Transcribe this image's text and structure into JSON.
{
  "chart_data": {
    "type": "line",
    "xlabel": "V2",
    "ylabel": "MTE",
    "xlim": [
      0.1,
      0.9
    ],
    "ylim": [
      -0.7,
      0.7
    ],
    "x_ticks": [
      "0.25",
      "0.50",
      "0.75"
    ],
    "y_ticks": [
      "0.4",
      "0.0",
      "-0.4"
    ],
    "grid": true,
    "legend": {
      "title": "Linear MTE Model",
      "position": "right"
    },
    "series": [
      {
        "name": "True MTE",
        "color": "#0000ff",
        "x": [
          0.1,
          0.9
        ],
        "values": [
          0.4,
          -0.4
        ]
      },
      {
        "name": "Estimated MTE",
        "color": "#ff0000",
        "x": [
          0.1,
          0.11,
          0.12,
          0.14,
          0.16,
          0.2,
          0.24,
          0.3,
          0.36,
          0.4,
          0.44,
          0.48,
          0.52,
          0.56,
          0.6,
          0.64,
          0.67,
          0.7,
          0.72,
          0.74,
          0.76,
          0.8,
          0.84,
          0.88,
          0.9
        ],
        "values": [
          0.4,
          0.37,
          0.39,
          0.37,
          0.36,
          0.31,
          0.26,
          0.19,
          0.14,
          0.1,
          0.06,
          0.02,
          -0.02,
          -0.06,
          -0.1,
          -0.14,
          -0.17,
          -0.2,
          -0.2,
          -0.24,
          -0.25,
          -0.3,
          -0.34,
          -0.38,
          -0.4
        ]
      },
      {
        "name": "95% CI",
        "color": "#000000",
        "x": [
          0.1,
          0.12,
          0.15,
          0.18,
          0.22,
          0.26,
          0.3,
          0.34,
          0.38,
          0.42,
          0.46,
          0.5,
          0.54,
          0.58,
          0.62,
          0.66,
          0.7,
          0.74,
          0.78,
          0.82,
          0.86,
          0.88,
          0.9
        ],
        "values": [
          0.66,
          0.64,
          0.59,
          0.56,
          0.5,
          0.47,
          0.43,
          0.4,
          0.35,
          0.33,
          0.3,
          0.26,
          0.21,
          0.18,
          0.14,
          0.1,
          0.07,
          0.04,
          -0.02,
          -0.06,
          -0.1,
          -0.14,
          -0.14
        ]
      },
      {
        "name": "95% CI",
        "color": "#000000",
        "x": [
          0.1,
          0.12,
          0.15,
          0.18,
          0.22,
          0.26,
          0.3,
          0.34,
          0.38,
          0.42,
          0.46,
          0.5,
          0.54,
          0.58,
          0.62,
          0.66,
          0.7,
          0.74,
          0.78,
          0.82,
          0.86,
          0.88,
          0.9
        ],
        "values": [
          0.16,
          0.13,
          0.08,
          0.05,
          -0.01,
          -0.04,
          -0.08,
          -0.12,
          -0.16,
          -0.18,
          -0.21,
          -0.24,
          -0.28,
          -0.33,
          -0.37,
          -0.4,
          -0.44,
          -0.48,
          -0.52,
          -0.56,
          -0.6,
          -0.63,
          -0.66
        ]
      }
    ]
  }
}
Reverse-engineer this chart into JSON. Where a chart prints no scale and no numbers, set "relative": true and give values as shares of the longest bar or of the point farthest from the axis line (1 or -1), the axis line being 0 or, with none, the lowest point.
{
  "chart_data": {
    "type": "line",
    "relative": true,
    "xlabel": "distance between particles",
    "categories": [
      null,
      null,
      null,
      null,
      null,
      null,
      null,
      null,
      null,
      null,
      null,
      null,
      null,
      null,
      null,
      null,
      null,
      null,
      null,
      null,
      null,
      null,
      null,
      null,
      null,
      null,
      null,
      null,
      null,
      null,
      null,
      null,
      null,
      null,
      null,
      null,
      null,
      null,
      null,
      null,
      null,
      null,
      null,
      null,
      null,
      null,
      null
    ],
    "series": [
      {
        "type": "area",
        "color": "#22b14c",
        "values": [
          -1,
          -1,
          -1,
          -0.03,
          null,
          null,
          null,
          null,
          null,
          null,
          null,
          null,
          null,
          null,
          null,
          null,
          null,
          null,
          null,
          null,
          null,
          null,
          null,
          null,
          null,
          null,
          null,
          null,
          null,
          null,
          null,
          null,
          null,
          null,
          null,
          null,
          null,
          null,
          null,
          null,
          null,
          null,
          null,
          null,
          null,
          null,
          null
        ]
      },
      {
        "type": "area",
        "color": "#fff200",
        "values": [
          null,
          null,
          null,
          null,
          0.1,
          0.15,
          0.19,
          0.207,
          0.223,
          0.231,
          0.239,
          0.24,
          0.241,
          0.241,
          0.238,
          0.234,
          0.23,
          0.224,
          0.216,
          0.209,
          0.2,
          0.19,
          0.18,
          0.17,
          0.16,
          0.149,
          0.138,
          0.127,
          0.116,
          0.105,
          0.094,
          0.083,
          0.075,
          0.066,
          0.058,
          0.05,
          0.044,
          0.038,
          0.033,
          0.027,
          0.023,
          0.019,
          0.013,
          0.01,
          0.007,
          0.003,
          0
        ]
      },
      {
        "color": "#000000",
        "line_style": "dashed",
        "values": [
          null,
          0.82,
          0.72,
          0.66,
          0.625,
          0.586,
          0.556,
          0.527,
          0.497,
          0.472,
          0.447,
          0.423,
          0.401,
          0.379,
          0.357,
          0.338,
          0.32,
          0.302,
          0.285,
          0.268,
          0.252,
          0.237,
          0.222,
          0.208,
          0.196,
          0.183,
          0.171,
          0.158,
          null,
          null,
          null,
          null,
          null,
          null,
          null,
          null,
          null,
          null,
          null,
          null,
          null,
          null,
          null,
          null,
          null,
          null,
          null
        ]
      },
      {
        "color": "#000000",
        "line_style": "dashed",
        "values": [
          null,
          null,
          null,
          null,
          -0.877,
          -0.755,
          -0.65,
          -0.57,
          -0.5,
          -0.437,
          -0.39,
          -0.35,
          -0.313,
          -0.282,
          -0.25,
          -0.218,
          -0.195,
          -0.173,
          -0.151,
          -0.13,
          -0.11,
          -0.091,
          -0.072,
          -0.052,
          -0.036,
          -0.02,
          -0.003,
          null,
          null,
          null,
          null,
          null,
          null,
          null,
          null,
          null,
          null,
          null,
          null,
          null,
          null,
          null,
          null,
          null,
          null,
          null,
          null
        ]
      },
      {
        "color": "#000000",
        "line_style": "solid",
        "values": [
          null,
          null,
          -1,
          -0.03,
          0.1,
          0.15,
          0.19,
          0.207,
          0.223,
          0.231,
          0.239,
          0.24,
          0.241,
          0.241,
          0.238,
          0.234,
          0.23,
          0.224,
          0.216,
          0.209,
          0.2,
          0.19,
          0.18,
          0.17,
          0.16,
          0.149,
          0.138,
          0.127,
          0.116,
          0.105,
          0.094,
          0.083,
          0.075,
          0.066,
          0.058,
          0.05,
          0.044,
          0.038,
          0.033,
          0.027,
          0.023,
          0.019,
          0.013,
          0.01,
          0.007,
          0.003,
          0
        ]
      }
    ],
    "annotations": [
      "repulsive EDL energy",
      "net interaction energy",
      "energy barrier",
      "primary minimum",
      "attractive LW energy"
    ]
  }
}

# Objective
Using the data above, print every record exactly as shown.

# Right answer
Transcribe this image's text and structure into JSON.
{
  "chart_data": {
    "type": "line",
    "xlabel": "V2",
    "ylabel": "MTE",
    "xlim": [
      0.1,
      0.9
    ],
    "ylim": [
      -0.7,
      0.7
    ],
    "x_ticks": [
      "0.25",
      "0.50",
      "0.75"
    ],
    "y_ticks": [
      "0.4",
      "0.0",
      "-0.4"
    ],
    "grid": true,
    "legend": {
      "title": "Linear MTE Model",
      "position": "right"
    },
    "series": [
      {
        "name": "True MTE",
        "color": "#0000ff",
        "x": [
          0.1,
          0.9
        ],
        "values": [
          0.4,
          -0.4
        ]
      },
      {
        "name": "Estimated MTE",
        "color": "#ff0000",
        "x": [
          0.1,
          0.11,
          0.12,
          0.14,
          0.16,
          0.2,
          0.24,
          0.3,
          0.36,
          0.4,
          0.44,
          0.48,
          0.52,
          0.56,
          0.6,
          0.64,
          0.67,
          0.7,
          0.72,
          0.74,
          0.76,
          0.8,
          0.84,
          0.88,
          0.9
        ],
        "values": [
          0.4,
          0.37,
          0.39,
          0.37,
          0.36,
          0.31,
          0.26,
          0.19,
          0.14,
          0.1,
          0.06,
          0.02,
          -0.02,
          -0.06,
          -0.1,
          -0.14,
          -0.17,
          -0.2,
          -0.2,
          -0.24,
          -0.25,
          -0.3,
          -0.34,
          -0.38,
          -0.4
        ]
      },
      {
        "name": "95% CI",
        "color": "#000000",
        "x": [
          0.1,
          0.12,
          0.15,
          0.18,
          0.22,
          0.26,
          0.3,
          0.34,
          0.38,
          0.42,
          0.46,
          0.5,
          0.54,
          0.58,
          0.62,
          0.66,
          0.7,
          0.74,
          0.78,
          0.82,
          0.86,
          0.88,
          0.9
        ],
        "values": [
          0.66,
          0.64,
          0.59,
          0.56,
          0.5,
          0.47,
          0.43,
          0.4,
          0.35,
          0.33,
          0.3,
          0.26,
          0.21,
          0.18,
          0.14,
          0.1,
          0.07,
          0.04,
          -0.02,
          -0.06,
          -0.1,
          -0.14,
          -0.14
        ]
      },
      {
        "name": "95% CI",
        "color": "#000000",
        "x": [
          0.1,
          0.12,
          0.15,
          0.18,
          0.22,
          0.26,
          0.3,
          0.34,
          0.38,
          0.42,
          0.46,
          0.5,
          0.54,
          0.58,
          0.62,
          0.66,
          0.7,
          0.74,
          0.78,
          0.82,
          0.86,
          0.88,
          0.9
        ],
        "values": [
          0.16,
          0.13,
          0.08,
          0.05,
          -0.01,
          -0.04,
          -0.08,
          -0.12,
          -0.16,
          -0.18,
          -0.21,
          -0.24,
          -0.28,
          -0.33,
          -0.37,
          -0.4,
          -0.44,
          -0.48,
          -0.52,
          -0.56,
          -0.6,
          -0.63,
          -0.66
        ]
      }
    ]
  }
}
Reverse-engineer this chart into JSON. Where a chart prints no scale and no numbers, set "relative": true and give values as shares of the longest bar or of the point farthest from the axis line (1 or -1), the axis line being 0 or, with none, the lowest point.
{
  "chart_data": {
    "type": "line",
    "relative": true,
    "xlabel": "distance between particles",
    "categories": [
      null,
      null,
      null,
      null,
      null,
      null,
      null,
      null,
      null,
      null,
      null,
      null,
      null,
      null,
      null,
      null,
      null,
      null,
      null,
      null,
      null,
      null,
      null,
      null,
      null,
      null,
      null,
      null,
      null,
      null,
      null,
      null,
      null,
      null,
      null,
      null,
      null,
      null,
      null,
      null,
      null,
      null,
      null,
      null,
      null,
      null,
      null
    ],
    "series": [
      {
        "type": "area",
        "color": "#22b14c",
        "values": [
          -1,
          -1,
          -1,
          -0.03,
          null,
          null,
          null,
          null,
          null,
          null,
          null,
          null,
          null,
          null,
          null,
          null,
          null,
          null,
          null,
          null,
          null,
          null,
          null,
          null,
          null,
          null,
          null,
          null,
          null,
          null,
          null,
          null,
          null,
          null,
          null,
          null,
          null,
          null,
          null,
          null,
          null,
          null,
          null,
          null,
          null,
          null,
          null
        ]
      },
      {
        "type": "area",
        "color": "#fff200",
        "values": [
          null,
          null,
          null,
          null,
          0.1,
          0.15,
          0.19,
          0.207,
          0.223,
          0.231,
          0.239,
          0.24,
          0.241,
          0.241,
          0.238,
          0.234,
          0.23,
          0.224,
          0.216,
          0.209,
          0.2,
          0.19,
          0.18,
          0.17,
          0.16,
          0.149,
          0.138,
          0.127,
          0.116,
          0.105,
          0.094,
          0.083,
          0.075,
          0.066,
          0.058,
          0.05,
          0.044,
          0.038,
          0.033,
          0.027,
          0.023,
          0.019,
          0.013,
          0.01,
          0.007,
          0.003,
          0
        ]
      },
      {
        "color": "#000000",
        "line_style": "dashed",
        "values": [
          null,
          0.82,
          0.72,
          0.66,
          0.625,
          0.586,
          0.556,
          0.527,
          0.497,
          0.472,
          0.447,
          0.423,
          0.401,
          0.379,
          0.357,
          0.338,
          0.32,
          0.302,
          0.285,
          0.268,
          0.252,
          0.237,
          0.222,
          0.208,
          0.196,
          0.183,
          0.171,
          0.158,
          null,
          null,
          null,
          null,
          null,
          null,
          null,
          null,
          null,
          null,
          null,
          null,
          null,
          null,
          null,
          null,
          null,
          null,
          null
        ]
      },
      {
        "color": "#000000",
        "line_style": "dashed",
        "values": [
          null,
          null,
          null,
          null,
          -0.877,
          -0.755,
          -0.65,
          -0.57,
          -0.5,
          -0.437,
          -0.39,
          -0.35,
          -0.313,
          -0.282,
          -0.25,
          -0.218,
          -0.195,
          -0.173,
          -0.151,
          -0.13,
          -0.11,
          -0.091,
          -0.072,
          -0.052,
          -0.036,
          -0.02,
          -0.003,
          null,
          null,
          null,
          null,
          null,
          null,
          null,
          null,
          null,
          null,
          null,
          null,
          null,
          null,
          null,
          null,
          null,
          null,
          null,
          null
        ]
      },
      {
        "color": "#000000",
        "line_style": "solid",
        "values": [
          null,
          null,
          -1,
          -0.03,
          0.1,
          0.15,
          0.19,
          0.207,
          0.223,
          0.231,
          0.239,
          0.24,
          0.241,
          0.241,
          0.238,
          0.234,
          0.23,
          0.224,
          0.216,
          0.209,
          0.2,
          0.19,
          0.18,
          0.17,
          0.16,
          0.149,
          0.138,
          0.127,
          0.116,
          0.105,
          0.094,
          0.083,
          0.075,
          0.066,
          0.058,
          0.05,
          0.044,
          0.038,
          0.033,
          0.027,
          0.023,
          0.019,
          0.013,
          0.01,
          0.007,
          0.003,
          0
        ]
      }
    ],
    "annotations": [
      "repulsive EDL energy",
      "net interaction energy",
      "energy barrier",
      "primary minimum",
      "attractive LW energy"
    ]
  }
}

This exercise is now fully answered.